_What you have to do_. Without the pictures, copy all the entries below exactly.

* begin Supplied records *

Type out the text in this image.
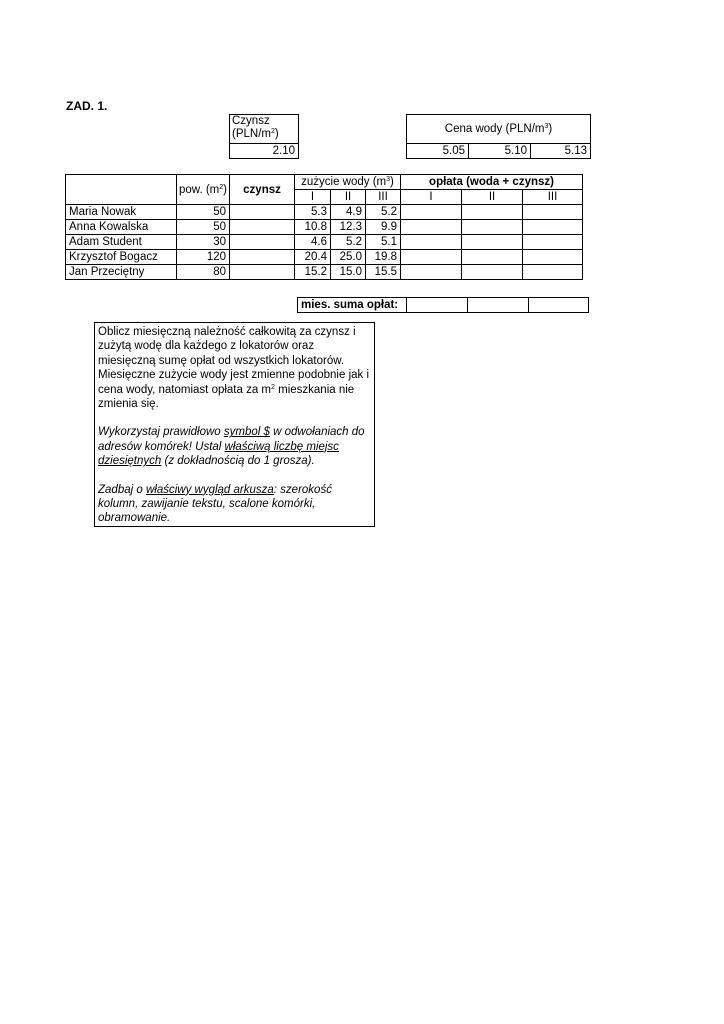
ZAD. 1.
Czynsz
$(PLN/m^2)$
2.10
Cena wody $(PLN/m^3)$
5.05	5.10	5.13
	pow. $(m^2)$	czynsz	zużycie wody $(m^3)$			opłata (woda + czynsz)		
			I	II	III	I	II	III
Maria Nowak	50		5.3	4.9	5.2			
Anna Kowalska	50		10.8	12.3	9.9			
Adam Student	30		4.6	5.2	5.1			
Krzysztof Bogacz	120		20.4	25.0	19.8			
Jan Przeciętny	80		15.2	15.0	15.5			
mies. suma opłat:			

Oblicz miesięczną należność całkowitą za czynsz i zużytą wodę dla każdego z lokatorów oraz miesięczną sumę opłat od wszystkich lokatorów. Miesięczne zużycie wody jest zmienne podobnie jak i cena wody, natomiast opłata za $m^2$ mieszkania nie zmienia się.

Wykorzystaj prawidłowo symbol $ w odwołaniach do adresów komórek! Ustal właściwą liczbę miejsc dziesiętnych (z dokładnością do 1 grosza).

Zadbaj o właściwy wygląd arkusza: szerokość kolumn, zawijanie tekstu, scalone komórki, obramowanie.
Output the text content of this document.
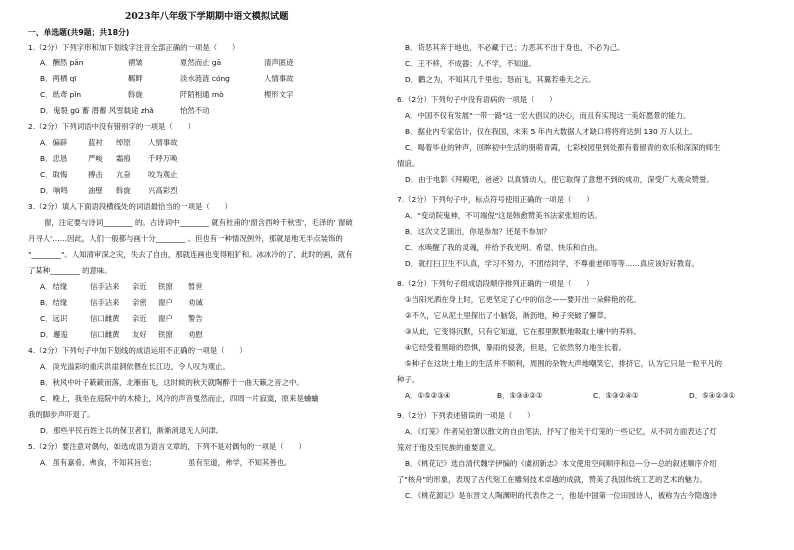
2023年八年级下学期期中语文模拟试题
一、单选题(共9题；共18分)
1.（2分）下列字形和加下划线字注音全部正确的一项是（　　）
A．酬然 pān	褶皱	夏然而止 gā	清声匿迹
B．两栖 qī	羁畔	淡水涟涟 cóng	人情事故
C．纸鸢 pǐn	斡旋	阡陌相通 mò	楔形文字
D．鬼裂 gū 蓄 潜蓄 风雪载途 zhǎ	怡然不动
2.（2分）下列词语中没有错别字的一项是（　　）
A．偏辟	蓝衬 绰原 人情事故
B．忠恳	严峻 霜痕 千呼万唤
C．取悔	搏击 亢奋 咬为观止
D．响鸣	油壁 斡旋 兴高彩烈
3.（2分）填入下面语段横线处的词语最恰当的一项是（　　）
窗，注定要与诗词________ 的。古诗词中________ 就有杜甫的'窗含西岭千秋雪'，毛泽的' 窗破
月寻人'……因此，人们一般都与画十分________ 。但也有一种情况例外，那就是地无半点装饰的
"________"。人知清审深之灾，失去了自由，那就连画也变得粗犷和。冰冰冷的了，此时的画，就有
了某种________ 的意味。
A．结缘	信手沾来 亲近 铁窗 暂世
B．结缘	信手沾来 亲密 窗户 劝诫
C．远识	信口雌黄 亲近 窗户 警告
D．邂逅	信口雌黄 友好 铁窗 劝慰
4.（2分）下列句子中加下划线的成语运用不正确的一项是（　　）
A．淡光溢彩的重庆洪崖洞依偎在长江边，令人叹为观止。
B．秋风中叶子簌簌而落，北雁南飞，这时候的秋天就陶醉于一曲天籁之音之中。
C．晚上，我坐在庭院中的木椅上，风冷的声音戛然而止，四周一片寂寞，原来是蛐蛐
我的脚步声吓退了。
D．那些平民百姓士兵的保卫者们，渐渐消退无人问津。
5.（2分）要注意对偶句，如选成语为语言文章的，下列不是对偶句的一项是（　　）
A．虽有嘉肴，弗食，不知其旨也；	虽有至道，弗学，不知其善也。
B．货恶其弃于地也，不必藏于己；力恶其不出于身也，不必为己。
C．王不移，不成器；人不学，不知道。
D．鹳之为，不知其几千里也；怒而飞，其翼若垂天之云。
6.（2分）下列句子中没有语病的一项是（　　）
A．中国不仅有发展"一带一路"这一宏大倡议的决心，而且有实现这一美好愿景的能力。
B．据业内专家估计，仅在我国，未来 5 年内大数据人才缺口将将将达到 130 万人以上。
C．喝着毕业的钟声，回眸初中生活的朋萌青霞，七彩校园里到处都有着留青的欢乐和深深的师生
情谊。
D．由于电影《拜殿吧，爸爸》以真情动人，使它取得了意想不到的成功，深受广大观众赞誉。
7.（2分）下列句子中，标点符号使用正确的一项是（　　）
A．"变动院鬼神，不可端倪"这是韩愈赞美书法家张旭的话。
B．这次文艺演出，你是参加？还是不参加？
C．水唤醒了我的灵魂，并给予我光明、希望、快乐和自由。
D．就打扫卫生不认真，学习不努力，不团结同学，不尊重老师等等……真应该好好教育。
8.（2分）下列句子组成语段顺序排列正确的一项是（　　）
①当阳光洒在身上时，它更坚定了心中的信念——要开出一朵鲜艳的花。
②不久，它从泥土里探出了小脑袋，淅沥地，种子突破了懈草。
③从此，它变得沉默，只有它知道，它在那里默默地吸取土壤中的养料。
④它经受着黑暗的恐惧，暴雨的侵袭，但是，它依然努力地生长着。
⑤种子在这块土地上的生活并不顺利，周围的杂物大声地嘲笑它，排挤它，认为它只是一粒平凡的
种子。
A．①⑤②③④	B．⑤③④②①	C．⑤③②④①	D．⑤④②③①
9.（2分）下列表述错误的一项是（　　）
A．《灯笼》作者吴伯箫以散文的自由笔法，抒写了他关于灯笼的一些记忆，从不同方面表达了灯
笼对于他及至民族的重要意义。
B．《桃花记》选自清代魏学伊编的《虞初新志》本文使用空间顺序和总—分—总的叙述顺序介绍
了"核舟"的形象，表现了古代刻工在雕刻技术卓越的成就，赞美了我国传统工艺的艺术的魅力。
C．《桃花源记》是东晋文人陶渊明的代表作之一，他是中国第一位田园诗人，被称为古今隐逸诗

* end Supplied records *

_Written answer_.
Type out the text in this image.
ZAD. 1.
Czynsz
$(PLN/m^2)$
2.10
Cena wody $(PLN/m^3)$
5.05	5.10	5.13
	pow. $(m^2)$	czynsz	zużycie wody $(m^3)$			opłata (woda + czynsz)		
			I	II	III	I	II	III
Maria Nowak	50		5.3	4.9	5.2			
Anna Kowalska	50		10.8	12.3	9.9			
Adam Student	30		4.6	5.2	5.1			
Krzysztof Bogacz	120		20.4	25.0	19.8			
Jan Przeciętny	80		15.2	15.0	15.5			
mies. suma opłat:			

Oblicz miesięczną należność całkowitą za czynsz i zużytą wodę dla każdego z lokatorów oraz miesięczną sumę opłat od wszystkich lokatorów. Miesięczne zużycie wody jest zmienne podobnie jak i cena wody, natomiast opłata za $m^2$ mieszkania nie zmienia się.

Wykorzystaj prawidłowo symbol $ w odwołaniach do adresów komórek! Ustal właściwą liczbę miejsc dziesiętnych (z dokładnością do 1 grosza).

Zadbaj o właściwy wygląd arkusza: szerokość kolumn, zawijanie tekstu, scalone komórki, obramowanie.
Output the text content of this document.
2023年八年级下学期期中语文模拟试题
一、单选题(共9题；共18分)
1.（2分）下列字形和加下划线字注音全部正确的一项是（　　）
A．酬然 pān	褶皱	夏然而止 gā	清声匿迹
B．两栖 qī	羁畔	淡水涟涟 cóng	人情事故
C．纸鸢 pǐn	斡旋	阡陌相通 mò	楔形文字
D．鬼裂 gū 蓄 潜蓄 风雪载途 zhǎ	怡然不动
2.（2分）下列词语中没有错别字的一项是（　　）
A．偏辟	蓝衬 绰原 人情事故
B．忠恳	严峻 霜痕 千呼万唤
C．取悔	搏击 亢奋 咬为观止
D．响鸣	油壁 斡旋 兴高彩烈
3.（2分）填入下面语段横线处的词语最恰当的一项是（　　）
窗，注定要与诗词________ 的。古诗词中________ 就有杜甫的'窗含西岭千秋雪'，毛泽的' 窗破
月寻人'……因此，人们一般都与画十分________ 。但也有一种情况例外，那就是地无半点装饰的
"________"。人知清审深之灾，失去了自由，那就连画也变得粗犷和。冰冰冷的了，此时的画，就有
了某种________ 的意味。
A．结缘	信手沾来 亲近 铁窗 暂世
B．结缘	信手沾来 亲密 窗户 劝诫
C．远识	信口雌黄 亲近 窗户 警告
D．邂逅	信口雌黄 友好 铁窗 劝慰
4.（2分）下列句子中加下划线的成语运用不正确的一项是（　　）
A．淡光溢彩的重庆洪崖洞依偎在长江边，令人叹为观止。
B．秋风中叶子簌簌而落，北雁南飞，这时候的秋天就陶醉于一曲天籁之音之中。
C．晚上，我坐在庭院中的木椅上，风冷的声音戛然而止，四周一片寂寞，原来是蛐蛐
我的脚步声吓退了。
D．那些平民百姓士兵的保卫者们，渐渐消退无人问津。
5.（2分）要注意对偶句，如选成语为语言文章的，下列不是对偶句的一项是（　　）
A．虽有嘉肴，弗食，不知其旨也；	虽有至道，弗学，不知其善也。
B．货恶其弃于地也，不必藏于己；力恶其不出于身也，不必为己。
C．王不移，不成器；人不学，不知道。
D．鹳之为，不知其几千里也；怒而飞，其翼若垂天之云。
6.（2分）下列句子中没有语病的一项是（　　）
A．中国不仅有发展"一带一路"这一宏大倡议的决心，而且有实现这一美好愿景的能力。
B．据业内专家估计，仅在我国，未来 5 年内大数据人才缺口将将将达到 130 万人以上。
C．喝着毕业的钟声，回眸初中生活的朋萌青霞，七彩校园里到处都有着留青的欢乐和深深的师生
情谊。
D．由于电影《拜殿吧，爸爸》以真情动人，使它取得了意想不到的成功，深受广大观众赞誉。
7.（2分）下列句子中，标点符号使用正确的一项是（　　）
A．"变动院鬼神，不可端倪"这是韩愈赞美书法家张旭的话。
B．这次文艺演出，你是参加？还是不参加？
C．水唤醒了我的灵魂，并给予我光明、希望、快乐和自由。
D．就打扫卫生不认真，学习不努力，不团结同学，不尊重老师等等……真应该好好教育。
8.（2分）下列句子组成语段顺序排列正确的一项是（　　）
①当阳光洒在身上时，它更坚定了心中的信念——要开出一朵鲜艳的花。
②不久，它从泥土里探出了小脑袋，淅沥地，种子突破了懈草。
③从此，它变得沉默，只有它知道，它在那里默默地吸取土壤中的养料。
④它经受着黑暗的恐惧，暴雨的侵袭，但是，它依然努力地生长着。
⑤种子在这块土地上的生活并不顺利，周围的杂物大声地嘲笑它，排挤它，认为它只是一粒平凡的
种子。
A．①⑤②③④	B．⑤③④②①	C．⑤③②④①	D．⑤④②③①
9.（2分）下列表述错误的一项是（　　）
A．《灯笼》作者吴伯箫以散文的自由笔法，抒写了他关于灯笼的一些记忆，从不同方面表达了灯
笼对于他及至民族的重要意义。
B．《桃花记》选自清代魏学伊编的《虞初新志》本文使用空间顺序和总—分—总的叙述顺序介绍
了"核舟"的形象，表现了古代刻工在雕刻技术卓越的成就，赞美了我国传统工艺的艺术的魅力。
C．《桃花源记》是东晋文人陶渊明的代表作之一，他是中国第一位田园诗人，被称为古今隐逸诗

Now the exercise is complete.